Retype the records below exactly as they appear, but leave out any pictures.

• EXCERPTED RECORDS:
━━━━━━━━━━━━━━━━━━━━

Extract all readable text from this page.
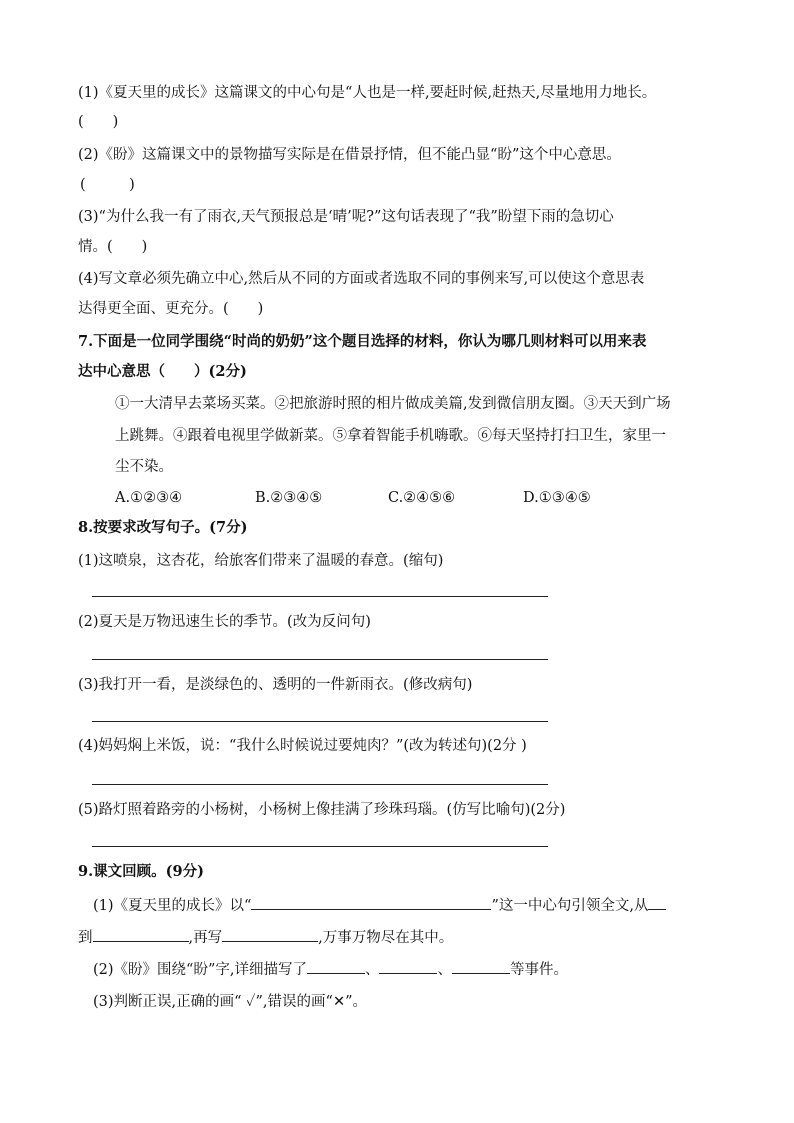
(1)《夏天里的成长》这篇课文的中心句是“人也是一样,要赶时候,赶热天,尽量地用力地长。
(　　)
(2)《盼》这篇课文中的景物描写实际是在借景抒情，但不能凸显“盼”这个中心意思。
(　　　)
(3)“为什么我一有了雨衣,天气预报总是‘晴’呢?”这句话表现了“我”盼望下雨的急切心
情。(　　)
(4)写文章必须先确立中心,然后从不同的方面或者选取不同的事例来写,可以使这个意思表
达得更全面、更充分。(　　)
7.下面是一位同学围绕“时尚的奶奶”这个题目选择的材料，你认为哪几则材料可以用来表
达中心意思（　　）(2分)
①一大清早去菜场买菜。②把旅游时照的相片做成美篇,发到微信朋友圈。③天天到广场
上跳舞。④跟着电视里学做新菜。⑤拿着智能手机嗨歌。⑥每天坚持打扫卫生，家里一
尘不染。
A.①②③④	B.②③④⑤	C.②④⑤⑥	D.①③④⑤
8.按要求改写句子。(7分)
(1)这喷泉，这杏花，给旅客们带来了温暖的春意。(缩句)
(2)夏天是万物迅速生长的季节。(改为反问句)
(3)我打开一看，是淡绿色的、透明的一件新雨衣。(修改病句)
(4)妈妈焖上米饭，说：“我什么时候说过要炖肉？”(改为转述句)(2分 )
(5)路灯照着路旁的小杨树，小杨树上像挂满了珍珠玛瑙。(仿写比喻句)(2分)
9.课文回顾。(9分)
(1)《夏天里的成长》以“	”这一中心句引领全文,从
到	,再写	,万事万物尽在其中。
(2)《盼》围绕“盼”字,详细描写了	、	、	等事件。
(3)判断正误,正确的画“ ✓”,错误的画“✕”。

━━━━━━━━━━━━━━━━━━━━

• WRITTEN REPLY:
Extract all readable text from this page.
(1)《夏天里的成长》这篇课文的中心句是“人也是一样,要赶时候,赶热天,尽量地用力地长。
(　　)
(2)《盼》这篇课文中的景物描写实际是在借景抒情，但不能凸显“盼”这个中心意思。
(　　　)
(3)“为什么我一有了雨衣,天气预报总是‘晴’呢?”这句话表现了“我”盼望下雨的急切心
情。(　　)
(4)写文章必须先确立中心,然后从不同的方面或者选取不同的事例来写,可以使这个意思表
达得更全面、更充分。(　　)
7.下面是一位同学围绕“时尚的奶奶”这个题目选择的材料，你认为哪几则材料可以用来表
达中心意思（　　）(2分)
①一大清早去菜场买菜。②把旅游时照的相片做成美篇,发到微信朋友圈。③天天到广场
上跳舞。④跟着电视里学做新菜。⑤拿着智能手机嗨歌。⑥每天坚持打扫卫生，家里一
尘不染。
A.①②③④	B.②③④⑤	C.②④⑤⑥	D.①③④⑤
8.按要求改写句子。(7分)
(1)这喷泉，这杏花，给旅客们带来了温暖的春意。(缩句)
(2)夏天是万物迅速生长的季节。(改为反问句)
(3)我打开一看，是淡绿色的、透明的一件新雨衣。(修改病句)
(4)妈妈焖上米饭，说：“我什么时候说过要炖肉？”(改为转述句)(2分 )
(5)路灯照着路旁的小杨树，小杨树上像挂满了珍珠玛瑙。(仿写比喻句)(2分)
9.课文回顾。(9分)
(1)《夏天里的成长》以“	”这一中心句引领全文,从
到	,再写	,万事万物尽在其中。
(2)《盼》围绕“盼”字,详细描写了	、	、	等事件。
(3)判断正误,正确的画“ ✓”,错误的画“✕”。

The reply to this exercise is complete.